• **Given request**:
The exercise asks for every line of the data to be reproduced exactly.

• **Dataset extract**:

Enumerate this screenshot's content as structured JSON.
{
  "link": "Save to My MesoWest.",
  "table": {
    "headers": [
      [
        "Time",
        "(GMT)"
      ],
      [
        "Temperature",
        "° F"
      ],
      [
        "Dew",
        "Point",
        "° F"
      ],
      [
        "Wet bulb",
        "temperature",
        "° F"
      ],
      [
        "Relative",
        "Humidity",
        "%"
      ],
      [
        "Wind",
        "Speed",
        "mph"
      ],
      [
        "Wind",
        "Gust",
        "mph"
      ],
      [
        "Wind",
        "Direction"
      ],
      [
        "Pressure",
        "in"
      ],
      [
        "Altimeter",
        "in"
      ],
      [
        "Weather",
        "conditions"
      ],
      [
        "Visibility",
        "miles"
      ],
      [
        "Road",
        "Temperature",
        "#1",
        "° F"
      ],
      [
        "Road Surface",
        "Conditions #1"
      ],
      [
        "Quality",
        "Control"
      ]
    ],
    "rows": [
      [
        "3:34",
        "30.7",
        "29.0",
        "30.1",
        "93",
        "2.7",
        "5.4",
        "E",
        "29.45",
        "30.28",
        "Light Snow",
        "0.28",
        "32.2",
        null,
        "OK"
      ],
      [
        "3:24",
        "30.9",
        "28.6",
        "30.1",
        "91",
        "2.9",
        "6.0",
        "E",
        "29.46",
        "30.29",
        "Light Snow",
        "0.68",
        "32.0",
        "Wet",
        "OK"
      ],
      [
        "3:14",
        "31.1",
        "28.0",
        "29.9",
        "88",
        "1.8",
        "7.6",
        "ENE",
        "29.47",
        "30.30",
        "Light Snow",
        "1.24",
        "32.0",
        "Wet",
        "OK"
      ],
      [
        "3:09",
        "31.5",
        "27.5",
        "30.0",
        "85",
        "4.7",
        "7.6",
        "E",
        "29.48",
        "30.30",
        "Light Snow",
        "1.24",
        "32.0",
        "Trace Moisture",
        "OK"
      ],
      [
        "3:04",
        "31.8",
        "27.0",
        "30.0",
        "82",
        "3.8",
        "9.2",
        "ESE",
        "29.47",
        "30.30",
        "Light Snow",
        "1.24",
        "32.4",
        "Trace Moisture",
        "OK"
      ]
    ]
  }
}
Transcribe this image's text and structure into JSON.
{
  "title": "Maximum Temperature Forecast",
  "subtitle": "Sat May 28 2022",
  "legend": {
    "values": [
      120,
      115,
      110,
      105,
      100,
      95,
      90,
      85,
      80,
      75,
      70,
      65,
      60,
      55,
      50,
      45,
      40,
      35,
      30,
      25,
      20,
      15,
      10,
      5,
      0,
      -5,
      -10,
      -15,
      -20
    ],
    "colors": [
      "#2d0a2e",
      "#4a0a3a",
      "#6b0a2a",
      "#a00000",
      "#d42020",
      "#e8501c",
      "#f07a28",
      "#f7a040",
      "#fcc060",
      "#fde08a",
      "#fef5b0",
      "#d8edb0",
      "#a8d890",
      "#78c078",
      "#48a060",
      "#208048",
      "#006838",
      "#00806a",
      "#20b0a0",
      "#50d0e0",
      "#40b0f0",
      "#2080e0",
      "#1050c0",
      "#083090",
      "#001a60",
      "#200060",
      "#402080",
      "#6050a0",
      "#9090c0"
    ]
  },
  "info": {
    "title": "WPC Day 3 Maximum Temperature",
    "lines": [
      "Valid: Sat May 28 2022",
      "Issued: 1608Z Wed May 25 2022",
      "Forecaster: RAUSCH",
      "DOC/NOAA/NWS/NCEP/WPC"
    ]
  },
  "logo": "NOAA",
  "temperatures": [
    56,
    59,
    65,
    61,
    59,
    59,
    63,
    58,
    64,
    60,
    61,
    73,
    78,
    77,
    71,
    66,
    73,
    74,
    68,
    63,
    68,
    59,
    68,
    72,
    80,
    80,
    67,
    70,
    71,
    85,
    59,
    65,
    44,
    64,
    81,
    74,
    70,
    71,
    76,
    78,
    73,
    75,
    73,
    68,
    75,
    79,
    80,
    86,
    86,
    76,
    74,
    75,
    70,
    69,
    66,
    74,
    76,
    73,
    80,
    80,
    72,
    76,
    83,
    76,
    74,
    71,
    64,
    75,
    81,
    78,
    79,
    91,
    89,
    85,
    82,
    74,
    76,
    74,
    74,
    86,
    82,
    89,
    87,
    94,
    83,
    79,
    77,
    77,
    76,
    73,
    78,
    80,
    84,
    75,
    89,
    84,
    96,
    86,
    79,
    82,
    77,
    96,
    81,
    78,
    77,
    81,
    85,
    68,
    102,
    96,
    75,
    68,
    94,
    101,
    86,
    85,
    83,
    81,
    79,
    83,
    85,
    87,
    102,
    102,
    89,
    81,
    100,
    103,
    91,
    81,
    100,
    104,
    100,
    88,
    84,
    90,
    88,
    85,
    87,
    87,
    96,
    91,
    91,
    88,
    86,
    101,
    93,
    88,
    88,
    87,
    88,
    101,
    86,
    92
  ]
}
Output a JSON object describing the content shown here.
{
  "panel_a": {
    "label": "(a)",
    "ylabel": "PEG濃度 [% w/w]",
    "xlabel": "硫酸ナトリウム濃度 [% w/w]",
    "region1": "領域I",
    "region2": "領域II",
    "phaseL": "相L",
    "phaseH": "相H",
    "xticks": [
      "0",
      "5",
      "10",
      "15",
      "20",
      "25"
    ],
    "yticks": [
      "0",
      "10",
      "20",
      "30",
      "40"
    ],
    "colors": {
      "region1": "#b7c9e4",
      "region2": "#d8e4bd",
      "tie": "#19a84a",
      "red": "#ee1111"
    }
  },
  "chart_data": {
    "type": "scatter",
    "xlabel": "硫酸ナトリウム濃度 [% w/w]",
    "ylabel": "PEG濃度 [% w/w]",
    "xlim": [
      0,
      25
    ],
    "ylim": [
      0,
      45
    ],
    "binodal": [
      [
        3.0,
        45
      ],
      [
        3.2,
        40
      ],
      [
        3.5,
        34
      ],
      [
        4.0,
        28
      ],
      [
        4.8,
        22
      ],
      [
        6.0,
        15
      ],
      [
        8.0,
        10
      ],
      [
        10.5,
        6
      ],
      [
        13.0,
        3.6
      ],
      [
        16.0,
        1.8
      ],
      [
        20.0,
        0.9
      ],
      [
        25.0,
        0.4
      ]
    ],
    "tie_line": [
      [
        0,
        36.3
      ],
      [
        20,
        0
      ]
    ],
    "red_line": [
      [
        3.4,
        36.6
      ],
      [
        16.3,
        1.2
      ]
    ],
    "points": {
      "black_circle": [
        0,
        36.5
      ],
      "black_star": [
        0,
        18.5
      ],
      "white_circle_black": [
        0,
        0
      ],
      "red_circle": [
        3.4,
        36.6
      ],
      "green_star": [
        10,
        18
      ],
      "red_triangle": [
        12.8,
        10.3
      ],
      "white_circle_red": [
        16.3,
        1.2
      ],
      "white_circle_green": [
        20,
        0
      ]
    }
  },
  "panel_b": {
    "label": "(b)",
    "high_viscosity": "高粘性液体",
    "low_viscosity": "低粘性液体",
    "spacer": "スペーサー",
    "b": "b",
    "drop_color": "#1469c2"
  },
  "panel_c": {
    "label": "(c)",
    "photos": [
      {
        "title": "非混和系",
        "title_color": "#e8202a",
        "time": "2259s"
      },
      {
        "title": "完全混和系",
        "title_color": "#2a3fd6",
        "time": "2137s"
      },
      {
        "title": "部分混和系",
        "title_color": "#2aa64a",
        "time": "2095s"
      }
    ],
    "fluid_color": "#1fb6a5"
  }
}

• **Written reply**:
Enumerate this screenshot's content as structured JSON.
{
  "link": "Save to My MesoWest.",
  "table": {
    "headers": [
      [
        "Time",
        "(GMT)"
      ],
      [
        "Temperature",
        "° F"
      ],
      [
        "Dew",
        "Point",
        "° F"
      ],
      [
        "Wet bulb",
        "temperature",
        "° F"
      ],
      [
        "Relative",
        "Humidity",
        "%"
      ],
      [
        "Wind",
        "Speed",
        "mph"
      ],
      [
        "Wind",
        "Gust",
        "mph"
      ],
      [
        "Wind",
        "Direction"
      ],
      [
        "Pressure",
        "in"
      ],
      [
        "Altimeter",
        "in"
      ],
      [
        "Weather",
        "conditions"
      ],
      [
        "Visibility",
        "miles"
      ],
      [
        "Road",
        "Temperature",
        "#1",
        "° F"
      ],
      [
        "Road Surface",
        "Conditions #1"
      ],
      [
        "Quality",
        "Control"
      ]
    ],
    "rows": [
      [
        "3:34",
        "30.7",
        "29.0",
        "30.1",
        "93",
        "2.7",
        "5.4",
        "E",
        "29.45",
        "30.28",
        "Light Snow",
        "0.28",
        "32.2",
        null,
        "OK"
      ],
      [
        "3:24",
        "30.9",
        "28.6",
        "30.1",
        "91",
        "2.9",
        "6.0",
        "E",
        "29.46",
        "30.29",
        "Light Snow",
        "0.68",
        "32.0",
        "Wet",
        "OK"
      ],
      [
        "3:14",
        "31.1",
        "28.0",
        "29.9",
        "88",
        "1.8",
        "7.6",
        "ENE",
        "29.47",
        "30.30",
        "Light Snow",
        "1.24",
        "32.0",
        "Wet",
        "OK"
      ],
      [
        "3:09",
        "31.5",
        "27.5",
        "30.0",
        "85",
        "4.7",
        "7.6",
        "E",
        "29.48",
        "30.30",
        "Light Snow",
        "1.24",
        "32.0",
        "Trace Moisture",
        "OK"
      ],
      [
        "3:04",
        "31.8",
        "27.0",
        "30.0",
        "82",
        "3.8",
        "9.2",
        "ESE",
        "29.47",
        "30.30",
        "Light Snow",
        "1.24",
        "32.4",
        "Trace Moisture",
        "OK"
      ]
    ]
  }
}
Transcribe this image's text and structure into JSON.
{
  "title": "Maximum Temperature Forecast",
  "subtitle": "Sat May 28 2022",
  "legend": {
    "values": [
      120,
      115,
      110,
      105,
      100,
      95,
      90,
      85,
      80,
      75,
      70,
      65,
      60,
      55,
      50,
      45,
      40,
      35,
      30,
      25,
      20,
      15,
      10,
      5,
      0,
      -5,
      -10,
      -15,
      -20
    ],
    "colors": [
      "#2d0a2e",
      "#4a0a3a",
      "#6b0a2a",
      "#a00000",
      "#d42020",
      "#e8501c",
      "#f07a28",
      "#f7a040",
      "#fcc060",
      "#fde08a",
      "#fef5b0",
      "#d8edb0",
      "#a8d890",
      "#78c078",
      "#48a060",
      "#208048",
      "#006838",
      "#00806a",
      "#20b0a0",
      "#50d0e0",
      "#40b0f0",
      "#2080e0",
      "#1050c0",
      "#083090",
      "#001a60",
      "#200060",
      "#402080",
      "#6050a0",
      "#9090c0"
    ]
  },
  "info": {
    "title": "WPC Day 3 Maximum Temperature",
    "lines": [
      "Valid: Sat May 28 2022",
      "Issued: 1608Z Wed May 25 2022",
      "Forecaster: RAUSCH",
      "DOC/NOAA/NWS/NCEP/WPC"
    ]
  },
  "logo": "NOAA",
  "temperatures": [
    56,
    59,
    65,
    61,
    59,
    59,
    63,
    58,
    64,
    60,
    61,
    73,
    78,
    77,
    71,
    66,
    73,
    74,
    68,
    63,
    68,
    59,
    68,
    72,
    80,
    80,
    67,
    70,
    71,
    85,
    59,
    65,
    44,
    64,
    81,
    74,
    70,
    71,
    76,
    78,
    73,
    75,
    73,
    68,
    75,
    79,
    80,
    86,
    86,
    76,
    74,
    75,
    70,
    69,
    66,
    74,
    76,
    73,
    80,
    80,
    72,
    76,
    83,
    76,
    74,
    71,
    64,
    75,
    81,
    78,
    79,
    91,
    89,
    85,
    82,
    74,
    76,
    74,
    74,
    86,
    82,
    89,
    87,
    94,
    83,
    79,
    77,
    77,
    76,
    73,
    78,
    80,
    84,
    75,
    89,
    84,
    96,
    86,
    79,
    82,
    77,
    96,
    81,
    78,
    77,
    81,
    85,
    68,
    102,
    96,
    75,
    68,
    94,
    101,
    86,
    85,
    83,
    81,
    79,
    83,
    85,
    87,
    102,
    102,
    89,
    81,
    100,
    103,
    91,
    81,
    100,
    104,
    100,
    88,
    84,
    90,
    88,
    85,
    87,
    87,
    96,
    91,
    91,
    88,
    86,
    101,
    93,
    88,
    88,
    87,
    88,
    101,
    86,
    92
  ]
}
Output a JSON object describing the content shown here.
{
  "panel_a": {
    "label": "(a)",
    "ylabel": "PEG濃度 [% w/w]",
    "xlabel": "硫酸ナトリウム濃度 [% w/w]",
    "region1": "領域I",
    "region2": "領域II",
    "phaseL": "相L",
    "phaseH": "相H",
    "xticks": [
      "0",
      "5",
      "10",
      "15",
      "20",
      "25"
    ],
    "yticks": [
      "0",
      "10",
      "20",
      "30",
      "40"
    ],
    "colors": {
      "region1": "#b7c9e4",
      "region2": "#d8e4bd",
      "tie": "#19a84a",
      "red": "#ee1111"
    }
  },
  "chart_data": {
    "type": "scatter",
    "xlabel": "硫酸ナトリウム濃度 [% w/w]",
    "ylabel": "PEG濃度 [% w/w]",
    "xlim": [
      0,
      25
    ],
    "ylim": [
      0,
      45
    ],
    "binodal": [
      [
        3.0,
        45
      ],
      [
        3.2,
        40
      ],
      [
        3.5,
        34
      ],
      [
        4.0,
        28
      ],
      [
        4.8,
        22
      ],
      [
        6.0,
        15
      ],
      [
        8.0,
        10
      ],
      [
        10.5,
        6
      ],
      [
        13.0,
        3.6
      ],
      [
        16.0,
        1.8
      ],
      [
        20.0,
        0.9
      ],
      [
        25.0,
        0.4
      ]
    ],
    "tie_line": [
      [
        0,
        36.3
      ],
      [
        20,
        0
      ]
    ],
    "red_line": [
      [
        3.4,
        36.6
      ],
      [
        16.3,
        1.2
      ]
    ],
    "points": {
      "black_circle": [
        0,
        36.5
      ],
      "black_star": [
        0,
        18.5
      ],
      "white_circle_black": [
        0,
        0
      ],
      "red_circle": [
        3.4,
        36.6
      ],
      "green_star": [
        10,
        18
      ],
      "red_triangle": [
        12.8,
        10.3
      ],
      "white_circle_red": [
        16.3,
        1.2
      ],
      "white_circle_green": [
        20,
        0
      ]
    }
  },
  "panel_b": {
    "label": "(b)",
    "high_viscosity": "高粘性液体",
    "low_viscosity": "低粘性液体",
    "spacer": "スペーサー",
    "b": "b",
    "drop_color": "#1469c2"
  },
  "panel_c": {
    "label": "(c)",
    "photos": [
      {
        "title": "非混和系",
        "title_color": "#e8202a",
        "time": "2259s"
      },
      {
        "title": "完全混和系",
        "title_color": "#2a3fd6",
        "time": "2137s"
      },
      {
        "title": "部分混和系",
        "title_color": "#2aa64a",
        "time": "2095s"
      }
    ],
    "fluid_color": "#1fb6a5"
  }
}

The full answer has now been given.